**Extracted data entries**
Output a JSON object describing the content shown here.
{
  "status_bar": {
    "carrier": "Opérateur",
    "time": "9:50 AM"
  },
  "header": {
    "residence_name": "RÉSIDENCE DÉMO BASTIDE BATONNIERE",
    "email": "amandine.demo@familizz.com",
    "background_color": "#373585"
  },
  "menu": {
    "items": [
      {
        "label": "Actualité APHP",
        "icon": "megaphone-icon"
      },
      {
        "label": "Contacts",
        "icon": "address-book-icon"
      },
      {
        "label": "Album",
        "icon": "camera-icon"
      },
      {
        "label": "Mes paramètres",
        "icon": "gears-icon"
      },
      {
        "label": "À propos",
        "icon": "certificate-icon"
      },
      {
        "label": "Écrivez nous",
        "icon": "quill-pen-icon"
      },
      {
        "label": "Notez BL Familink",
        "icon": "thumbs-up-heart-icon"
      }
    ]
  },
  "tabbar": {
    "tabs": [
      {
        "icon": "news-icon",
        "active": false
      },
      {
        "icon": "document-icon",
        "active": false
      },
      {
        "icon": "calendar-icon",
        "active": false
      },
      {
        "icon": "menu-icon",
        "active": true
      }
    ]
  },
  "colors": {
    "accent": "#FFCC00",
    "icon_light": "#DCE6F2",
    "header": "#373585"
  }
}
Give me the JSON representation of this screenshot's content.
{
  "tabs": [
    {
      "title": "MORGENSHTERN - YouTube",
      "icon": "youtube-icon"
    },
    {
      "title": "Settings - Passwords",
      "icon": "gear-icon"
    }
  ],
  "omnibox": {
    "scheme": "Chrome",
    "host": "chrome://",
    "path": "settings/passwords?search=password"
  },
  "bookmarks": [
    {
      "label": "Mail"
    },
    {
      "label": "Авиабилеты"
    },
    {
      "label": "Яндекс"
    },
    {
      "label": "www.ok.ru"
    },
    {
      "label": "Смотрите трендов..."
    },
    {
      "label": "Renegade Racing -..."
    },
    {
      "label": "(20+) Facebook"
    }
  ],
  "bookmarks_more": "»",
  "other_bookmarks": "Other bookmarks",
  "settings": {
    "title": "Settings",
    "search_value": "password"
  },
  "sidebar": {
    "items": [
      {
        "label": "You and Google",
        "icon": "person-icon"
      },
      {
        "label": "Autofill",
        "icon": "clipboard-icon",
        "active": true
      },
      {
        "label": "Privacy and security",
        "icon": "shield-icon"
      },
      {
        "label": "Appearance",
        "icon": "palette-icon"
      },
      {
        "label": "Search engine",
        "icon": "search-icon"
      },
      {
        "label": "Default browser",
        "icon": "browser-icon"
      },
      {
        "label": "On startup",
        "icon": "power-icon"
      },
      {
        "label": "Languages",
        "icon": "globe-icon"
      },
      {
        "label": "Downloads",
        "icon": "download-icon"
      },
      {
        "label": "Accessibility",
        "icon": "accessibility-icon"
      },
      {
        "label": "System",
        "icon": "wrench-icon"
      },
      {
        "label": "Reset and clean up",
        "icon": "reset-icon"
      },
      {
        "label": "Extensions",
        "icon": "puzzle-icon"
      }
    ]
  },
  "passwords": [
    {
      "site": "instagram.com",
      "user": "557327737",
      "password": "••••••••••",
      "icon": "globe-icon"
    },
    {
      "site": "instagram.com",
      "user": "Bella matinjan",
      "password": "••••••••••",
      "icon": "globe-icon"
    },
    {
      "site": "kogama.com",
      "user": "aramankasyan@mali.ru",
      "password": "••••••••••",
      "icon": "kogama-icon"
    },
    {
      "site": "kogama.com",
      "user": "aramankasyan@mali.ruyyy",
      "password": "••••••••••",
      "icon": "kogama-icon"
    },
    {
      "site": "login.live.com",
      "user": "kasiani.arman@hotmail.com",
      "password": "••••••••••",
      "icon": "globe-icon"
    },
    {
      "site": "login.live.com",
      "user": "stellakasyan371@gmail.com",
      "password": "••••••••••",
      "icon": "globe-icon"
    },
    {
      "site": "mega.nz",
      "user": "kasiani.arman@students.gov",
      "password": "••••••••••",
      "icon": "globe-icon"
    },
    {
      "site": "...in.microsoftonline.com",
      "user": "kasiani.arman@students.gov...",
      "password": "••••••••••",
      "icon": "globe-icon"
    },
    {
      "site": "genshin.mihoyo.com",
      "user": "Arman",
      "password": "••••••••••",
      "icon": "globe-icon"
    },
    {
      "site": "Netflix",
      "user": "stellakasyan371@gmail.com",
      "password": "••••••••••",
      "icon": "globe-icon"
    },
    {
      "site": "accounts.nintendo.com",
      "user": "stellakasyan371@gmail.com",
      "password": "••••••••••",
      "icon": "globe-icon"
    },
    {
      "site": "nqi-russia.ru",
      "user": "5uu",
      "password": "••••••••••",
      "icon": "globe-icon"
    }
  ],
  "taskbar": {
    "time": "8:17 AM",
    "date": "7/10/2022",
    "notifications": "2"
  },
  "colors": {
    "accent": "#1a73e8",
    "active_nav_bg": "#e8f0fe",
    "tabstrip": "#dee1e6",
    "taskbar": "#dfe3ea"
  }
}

**Work to complete**
Output all records verbatim.

**Task result**
Output a JSON object describing the content shown here.
{
  "status_bar": {
    "carrier": "Opérateur",
    "time": "9:50 AM"
  },
  "header": {
    "residence_name": "RÉSIDENCE DÉMO BASTIDE BATONNIERE",
    "email": "amandine.demo@familizz.com",
    "background_color": "#373585"
  },
  "menu": {
    "items": [
      {
        "label": "Actualité APHP",
        "icon": "megaphone-icon"
      },
      {
        "label": "Contacts",
        "icon": "address-book-icon"
      },
      {
        "label": "Album",
        "icon": "camera-icon"
      },
      {
        "label": "Mes paramètres",
        "icon": "gears-icon"
      },
      {
        "label": "À propos",
        "icon": "certificate-icon"
      },
      {
        "label": "Écrivez nous",
        "icon": "quill-pen-icon"
      },
      {
        "label": "Notez BL Familink",
        "icon": "thumbs-up-heart-icon"
      }
    ]
  },
  "tabbar": {
    "tabs": [
      {
        "icon": "news-icon",
        "active": false
      },
      {
        "icon": "document-icon",
        "active": false
      },
      {
        "icon": "calendar-icon",
        "active": false
      },
      {
        "icon": "menu-icon",
        "active": true
      }
    ]
  },
  "colors": {
    "accent": "#FFCC00",
    "icon_light": "#DCE6F2",
    "header": "#373585"
  }
}
Give me the JSON representation of this screenshot's content.
{
  "tabs": [
    {
      "title": "MORGENSHTERN - YouTube",
      "icon": "youtube-icon"
    },
    {
      "title": "Settings - Passwords",
      "icon": "gear-icon"
    }
  ],
  "omnibox": {
    "scheme": "Chrome",
    "host": "chrome://",
    "path": "settings/passwords?search=password"
  },
  "bookmarks": [
    {
      "label": "Mail"
    },
    {
      "label": "Авиабилеты"
    },
    {
      "label": "Яндекс"
    },
    {
      "label": "www.ok.ru"
    },
    {
      "label": "Смотрите трендов..."
    },
    {
      "label": "Renegade Racing -..."
    },
    {
      "label": "(20+) Facebook"
    }
  ],
  "bookmarks_more": "»",
  "other_bookmarks": "Other bookmarks",
  "settings": {
    "title": "Settings",
    "search_value": "password"
  },
  "sidebar": {
    "items": [
      {
        "label": "You and Google",
        "icon": "person-icon"
      },
      {
        "label": "Autofill",
        "icon": "clipboard-icon",
        "active": true
      },
      {
        "label": "Privacy and security",
        "icon": "shield-icon"
      },
      {
        "label": "Appearance",
        "icon": "palette-icon"
      },
      {
        "label": "Search engine",
        "icon": "search-icon"
      },
      {
        "label": "Default browser",
        "icon": "browser-icon"
      },
      {
        "label": "On startup",
        "icon": "power-icon"
      },
      {
        "label": "Languages",
        "icon": "globe-icon"
      },
      {
        "label": "Downloads",
        "icon": "download-icon"
      },
      {
        "label": "Accessibility",
        "icon": "accessibility-icon"
      },
      {
        "label": "System",
        "icon": "wrench-icon"
      },
      {
        "label": "Reset and clean up",
        "icon": "reset-icon"
      },
      {
        "label": "Extensions",
        "icon": "puzzle-icon"
      }
    ]
  },
  "passwords": [
    {
      "site": "instagram.com",
      "user": "557327737",
      "password": "••••••••••",
      "icon": "globe-icon"
    },
    {
      "site": "instagram.com",
      "user": "Bella matinjan",
      "password": "••••••••••",
      "icon": "globe-icon"
    },
    {
      "site": "kogama.com",
      "user": "aramankasyan@mali.ru",
      "password": "••••••••••",
      "icon": "kogama-icon"
    },
    {
      "site": "kogama.com",
      "user": "aramankasyan@mali.ruyyy",
      "password": "••••••••••",
      "icon": "kogama-icon"
    },
    {
      "site": "login.live.com",
      "user": "kasiani.arman@hotmail.com",
      "password": "••••••••••",
      "icon": "globe-icon"
    },
    {
      "site": "login.live.com",
      "user": "stellakasyan371@gmail.com",
      "password": "••••••••••",
      "icon": "globe-icon"
    },
    {
      "site": "mega.nz",
      "user": "kasiani.arman@students.gov",
      "password": "••••••••••",
      "icon": "globe-icon"
    },
    {
      "site": "...in.microsoftonline.com",
      "user": "kasiani.arman@students.gov...",
      "password": "••••••••••",
      "icon": "globe-icon"
    },
    {
      "site": "genshin.mihoyo.com",
      "user": "Arman",
      "password": "••••••••••",
      "icon": "globe-icon"
    },
    {
      "site": "Netflix",
      "user": "stellakasyan371@gmail.com",
      "password": "••••••••••",
      "icon": "globe-icon"
    },
    {
      "site": "accounts.nintendo.com",
      "user": "stellakasyan371@gmail.com",
      "password": "••••••••••",
      "icon": "globe-icon"
    },
    {
      "site": "nqi-russia.ru",
      "user": "5uu",
      "password": "••••••••••",
      "icon": "globe-icon"
    }
  ],
  "taskbar": {
    "time": "8:17 AM",
    "date": "7/10/2022",
    "notifications": "2"
  },
  "colors": {
    "accent": "#1a73e8",
    "active_nav_bg": "#e8f0fe",
    "tabstrip": "#dee1e6",
    "taskbar": "#dfe3ea"
  }
}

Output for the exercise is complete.